• **Given task**
Extract all lines containing "record".

• **Supplied entries**
[start]
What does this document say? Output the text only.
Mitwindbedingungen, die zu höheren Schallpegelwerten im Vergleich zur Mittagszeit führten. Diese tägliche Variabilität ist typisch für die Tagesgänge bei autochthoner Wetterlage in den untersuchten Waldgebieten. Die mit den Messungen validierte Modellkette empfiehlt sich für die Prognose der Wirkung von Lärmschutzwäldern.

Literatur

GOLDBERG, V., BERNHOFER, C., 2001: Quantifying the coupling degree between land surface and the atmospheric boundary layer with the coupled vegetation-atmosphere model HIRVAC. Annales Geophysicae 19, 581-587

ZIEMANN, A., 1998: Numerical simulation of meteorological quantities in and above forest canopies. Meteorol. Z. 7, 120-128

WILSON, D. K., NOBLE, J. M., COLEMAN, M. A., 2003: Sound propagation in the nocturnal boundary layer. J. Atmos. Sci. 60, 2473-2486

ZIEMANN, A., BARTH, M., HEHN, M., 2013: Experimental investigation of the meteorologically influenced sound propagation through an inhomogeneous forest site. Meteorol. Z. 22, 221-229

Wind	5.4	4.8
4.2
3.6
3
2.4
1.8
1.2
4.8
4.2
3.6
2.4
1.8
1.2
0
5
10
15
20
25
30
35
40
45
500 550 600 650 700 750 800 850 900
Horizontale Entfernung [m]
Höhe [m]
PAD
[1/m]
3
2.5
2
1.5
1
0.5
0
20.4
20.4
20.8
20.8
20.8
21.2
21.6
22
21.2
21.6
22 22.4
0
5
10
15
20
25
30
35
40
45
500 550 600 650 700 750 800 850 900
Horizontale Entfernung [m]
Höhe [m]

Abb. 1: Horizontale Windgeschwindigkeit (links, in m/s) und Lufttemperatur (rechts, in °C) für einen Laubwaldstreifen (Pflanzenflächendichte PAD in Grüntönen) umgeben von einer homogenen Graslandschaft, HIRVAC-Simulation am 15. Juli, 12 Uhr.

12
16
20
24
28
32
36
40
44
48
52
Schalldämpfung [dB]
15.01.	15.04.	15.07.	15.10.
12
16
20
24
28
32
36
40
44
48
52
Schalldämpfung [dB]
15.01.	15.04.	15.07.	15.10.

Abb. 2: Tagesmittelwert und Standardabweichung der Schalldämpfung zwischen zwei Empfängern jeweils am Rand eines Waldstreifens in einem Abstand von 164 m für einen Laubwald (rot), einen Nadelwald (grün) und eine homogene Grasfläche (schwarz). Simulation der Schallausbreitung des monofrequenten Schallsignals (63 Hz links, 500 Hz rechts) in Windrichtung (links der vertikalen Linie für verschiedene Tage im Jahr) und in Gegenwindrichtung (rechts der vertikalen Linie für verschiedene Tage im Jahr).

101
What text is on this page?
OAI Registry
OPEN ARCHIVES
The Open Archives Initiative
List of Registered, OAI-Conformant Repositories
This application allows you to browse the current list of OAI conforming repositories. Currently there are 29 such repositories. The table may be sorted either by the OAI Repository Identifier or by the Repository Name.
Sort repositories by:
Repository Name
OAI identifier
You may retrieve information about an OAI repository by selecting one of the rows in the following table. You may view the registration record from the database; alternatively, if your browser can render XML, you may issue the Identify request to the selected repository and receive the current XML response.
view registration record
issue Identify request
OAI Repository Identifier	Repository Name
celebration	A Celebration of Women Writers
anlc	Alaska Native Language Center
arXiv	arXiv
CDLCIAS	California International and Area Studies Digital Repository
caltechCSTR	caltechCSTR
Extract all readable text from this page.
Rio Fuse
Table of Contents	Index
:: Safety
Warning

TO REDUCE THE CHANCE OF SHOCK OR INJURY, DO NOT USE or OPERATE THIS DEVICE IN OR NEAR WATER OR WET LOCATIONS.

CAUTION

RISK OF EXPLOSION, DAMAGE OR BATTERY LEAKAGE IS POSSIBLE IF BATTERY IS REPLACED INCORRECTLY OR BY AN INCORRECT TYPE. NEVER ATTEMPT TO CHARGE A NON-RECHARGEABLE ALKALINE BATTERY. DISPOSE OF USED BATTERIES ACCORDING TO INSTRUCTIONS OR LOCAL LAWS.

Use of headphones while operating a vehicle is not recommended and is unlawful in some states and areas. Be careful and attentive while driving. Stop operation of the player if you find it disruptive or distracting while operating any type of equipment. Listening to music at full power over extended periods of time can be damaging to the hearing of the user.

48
[end]
• **Task solution**
You may retrieve information about an OAI repository by selecting one of the rows in the following table. You may view the registration record from the database; alternatively, if your browser can render XML, you may issue the Identify request to the selected repository and receive the current XML response.
view registration record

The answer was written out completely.